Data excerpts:

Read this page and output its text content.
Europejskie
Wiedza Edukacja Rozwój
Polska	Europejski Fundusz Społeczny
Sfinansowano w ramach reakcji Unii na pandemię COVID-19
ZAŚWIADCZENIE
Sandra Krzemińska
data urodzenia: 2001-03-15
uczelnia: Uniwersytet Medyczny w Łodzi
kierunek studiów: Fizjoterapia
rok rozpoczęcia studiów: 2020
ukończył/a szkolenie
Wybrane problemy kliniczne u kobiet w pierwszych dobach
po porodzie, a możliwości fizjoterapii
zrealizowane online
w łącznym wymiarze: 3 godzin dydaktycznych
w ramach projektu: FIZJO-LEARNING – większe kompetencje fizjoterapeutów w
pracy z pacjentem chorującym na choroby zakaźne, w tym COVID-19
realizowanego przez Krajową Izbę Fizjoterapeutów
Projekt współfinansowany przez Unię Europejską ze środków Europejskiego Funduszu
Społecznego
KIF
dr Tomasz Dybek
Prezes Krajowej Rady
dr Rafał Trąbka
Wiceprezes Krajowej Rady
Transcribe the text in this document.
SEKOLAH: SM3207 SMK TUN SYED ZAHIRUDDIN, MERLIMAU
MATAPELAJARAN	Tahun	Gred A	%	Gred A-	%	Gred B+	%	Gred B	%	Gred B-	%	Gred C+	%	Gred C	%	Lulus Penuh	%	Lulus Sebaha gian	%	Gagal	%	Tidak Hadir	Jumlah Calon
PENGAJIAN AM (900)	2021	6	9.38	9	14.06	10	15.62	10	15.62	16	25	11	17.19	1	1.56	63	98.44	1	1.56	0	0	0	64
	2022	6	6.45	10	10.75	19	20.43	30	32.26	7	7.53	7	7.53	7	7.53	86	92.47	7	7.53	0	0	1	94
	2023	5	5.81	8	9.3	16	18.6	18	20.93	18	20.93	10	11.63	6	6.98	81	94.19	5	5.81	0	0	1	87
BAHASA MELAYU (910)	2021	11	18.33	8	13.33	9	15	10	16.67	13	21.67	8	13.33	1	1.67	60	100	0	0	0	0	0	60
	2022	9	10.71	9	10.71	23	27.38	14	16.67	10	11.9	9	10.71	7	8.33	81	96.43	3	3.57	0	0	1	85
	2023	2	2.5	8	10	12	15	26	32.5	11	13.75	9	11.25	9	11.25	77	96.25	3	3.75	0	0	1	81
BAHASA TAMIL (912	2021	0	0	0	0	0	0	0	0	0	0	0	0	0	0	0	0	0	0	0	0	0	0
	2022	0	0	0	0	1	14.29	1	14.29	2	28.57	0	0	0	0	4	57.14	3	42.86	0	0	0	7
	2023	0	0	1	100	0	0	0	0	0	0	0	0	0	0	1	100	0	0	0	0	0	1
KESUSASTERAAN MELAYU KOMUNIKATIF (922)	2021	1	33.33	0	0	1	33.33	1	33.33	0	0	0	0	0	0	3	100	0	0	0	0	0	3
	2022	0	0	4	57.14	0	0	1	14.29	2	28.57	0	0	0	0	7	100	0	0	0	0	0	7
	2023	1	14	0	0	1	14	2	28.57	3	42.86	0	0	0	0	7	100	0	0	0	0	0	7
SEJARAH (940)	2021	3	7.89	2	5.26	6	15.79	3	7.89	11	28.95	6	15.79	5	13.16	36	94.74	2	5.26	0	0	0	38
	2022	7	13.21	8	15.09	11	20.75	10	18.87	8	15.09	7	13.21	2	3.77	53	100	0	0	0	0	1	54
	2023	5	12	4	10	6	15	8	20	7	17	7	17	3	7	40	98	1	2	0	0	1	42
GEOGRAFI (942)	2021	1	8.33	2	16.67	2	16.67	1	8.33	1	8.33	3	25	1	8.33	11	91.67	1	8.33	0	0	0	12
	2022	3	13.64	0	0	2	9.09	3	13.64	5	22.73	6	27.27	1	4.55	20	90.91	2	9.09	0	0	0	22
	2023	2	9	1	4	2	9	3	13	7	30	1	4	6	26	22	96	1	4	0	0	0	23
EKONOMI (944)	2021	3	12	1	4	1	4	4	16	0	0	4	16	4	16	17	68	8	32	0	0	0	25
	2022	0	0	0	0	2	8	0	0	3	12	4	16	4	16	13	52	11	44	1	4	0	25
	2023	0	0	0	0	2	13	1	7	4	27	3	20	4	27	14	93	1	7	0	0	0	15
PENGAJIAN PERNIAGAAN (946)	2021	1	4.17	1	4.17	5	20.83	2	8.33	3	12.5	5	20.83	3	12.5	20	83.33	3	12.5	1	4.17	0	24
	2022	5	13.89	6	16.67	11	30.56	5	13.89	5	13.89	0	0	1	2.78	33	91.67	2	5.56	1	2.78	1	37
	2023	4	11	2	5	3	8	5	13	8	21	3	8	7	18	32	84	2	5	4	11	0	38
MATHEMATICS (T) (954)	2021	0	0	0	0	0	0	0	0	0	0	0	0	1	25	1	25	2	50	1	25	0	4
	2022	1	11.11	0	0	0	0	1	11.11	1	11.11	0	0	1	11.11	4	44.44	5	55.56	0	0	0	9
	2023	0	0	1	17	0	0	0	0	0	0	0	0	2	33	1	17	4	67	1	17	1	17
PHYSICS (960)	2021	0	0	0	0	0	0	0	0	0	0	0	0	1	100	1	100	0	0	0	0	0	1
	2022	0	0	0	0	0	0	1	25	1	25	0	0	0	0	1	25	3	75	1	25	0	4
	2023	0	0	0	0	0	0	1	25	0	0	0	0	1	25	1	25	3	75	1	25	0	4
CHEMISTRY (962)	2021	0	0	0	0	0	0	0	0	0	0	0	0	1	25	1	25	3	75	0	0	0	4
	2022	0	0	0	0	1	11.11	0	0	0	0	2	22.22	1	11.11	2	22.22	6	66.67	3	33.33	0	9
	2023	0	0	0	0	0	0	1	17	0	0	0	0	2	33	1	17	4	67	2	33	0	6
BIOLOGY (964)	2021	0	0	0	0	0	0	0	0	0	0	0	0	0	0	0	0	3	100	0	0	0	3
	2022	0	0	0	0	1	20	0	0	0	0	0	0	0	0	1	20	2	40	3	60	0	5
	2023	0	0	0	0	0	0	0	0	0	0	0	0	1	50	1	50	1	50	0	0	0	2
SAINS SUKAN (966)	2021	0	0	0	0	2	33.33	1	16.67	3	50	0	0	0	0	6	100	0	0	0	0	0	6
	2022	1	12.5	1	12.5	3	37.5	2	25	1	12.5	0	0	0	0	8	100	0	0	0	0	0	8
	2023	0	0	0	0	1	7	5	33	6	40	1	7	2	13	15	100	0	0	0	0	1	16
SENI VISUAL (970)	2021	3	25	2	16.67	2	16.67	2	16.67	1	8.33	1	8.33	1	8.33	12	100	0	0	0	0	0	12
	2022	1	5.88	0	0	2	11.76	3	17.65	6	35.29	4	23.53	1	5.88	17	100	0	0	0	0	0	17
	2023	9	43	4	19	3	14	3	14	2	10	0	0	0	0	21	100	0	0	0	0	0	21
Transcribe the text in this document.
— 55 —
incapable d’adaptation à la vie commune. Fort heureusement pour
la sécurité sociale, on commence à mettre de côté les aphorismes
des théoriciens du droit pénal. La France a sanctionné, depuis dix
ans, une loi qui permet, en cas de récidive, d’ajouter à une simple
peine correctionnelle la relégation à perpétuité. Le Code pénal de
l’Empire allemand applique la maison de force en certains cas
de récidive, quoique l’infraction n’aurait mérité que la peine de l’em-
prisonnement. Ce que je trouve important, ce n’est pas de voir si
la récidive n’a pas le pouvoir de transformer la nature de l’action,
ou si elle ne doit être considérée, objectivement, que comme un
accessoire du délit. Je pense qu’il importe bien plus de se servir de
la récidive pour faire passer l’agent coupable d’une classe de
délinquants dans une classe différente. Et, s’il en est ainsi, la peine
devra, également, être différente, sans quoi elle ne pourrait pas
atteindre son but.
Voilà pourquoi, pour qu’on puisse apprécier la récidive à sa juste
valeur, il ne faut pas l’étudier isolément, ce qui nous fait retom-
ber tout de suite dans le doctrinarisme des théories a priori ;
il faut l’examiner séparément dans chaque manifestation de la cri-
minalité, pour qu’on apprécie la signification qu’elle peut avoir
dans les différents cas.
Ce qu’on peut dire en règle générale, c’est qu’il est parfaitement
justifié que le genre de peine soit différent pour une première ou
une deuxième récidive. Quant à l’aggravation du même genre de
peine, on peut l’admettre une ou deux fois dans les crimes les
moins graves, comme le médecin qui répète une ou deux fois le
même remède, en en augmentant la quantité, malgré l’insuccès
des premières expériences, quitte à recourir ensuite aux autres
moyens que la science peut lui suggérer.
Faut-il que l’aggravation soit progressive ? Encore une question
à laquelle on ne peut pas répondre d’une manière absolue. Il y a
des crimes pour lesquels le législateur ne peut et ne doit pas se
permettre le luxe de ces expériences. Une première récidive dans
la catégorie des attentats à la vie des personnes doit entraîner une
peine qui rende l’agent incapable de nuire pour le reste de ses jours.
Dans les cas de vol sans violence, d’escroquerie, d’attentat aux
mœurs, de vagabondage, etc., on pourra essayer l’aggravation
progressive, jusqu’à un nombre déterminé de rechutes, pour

:: Work to be completed ::
From the listing above, copy every line that holds the string "soit".

:: Exercise response ::
justifié que le genre de peine soit différent pour une première ou
Faut-il que l’aggravation soit progressive ? Encore une question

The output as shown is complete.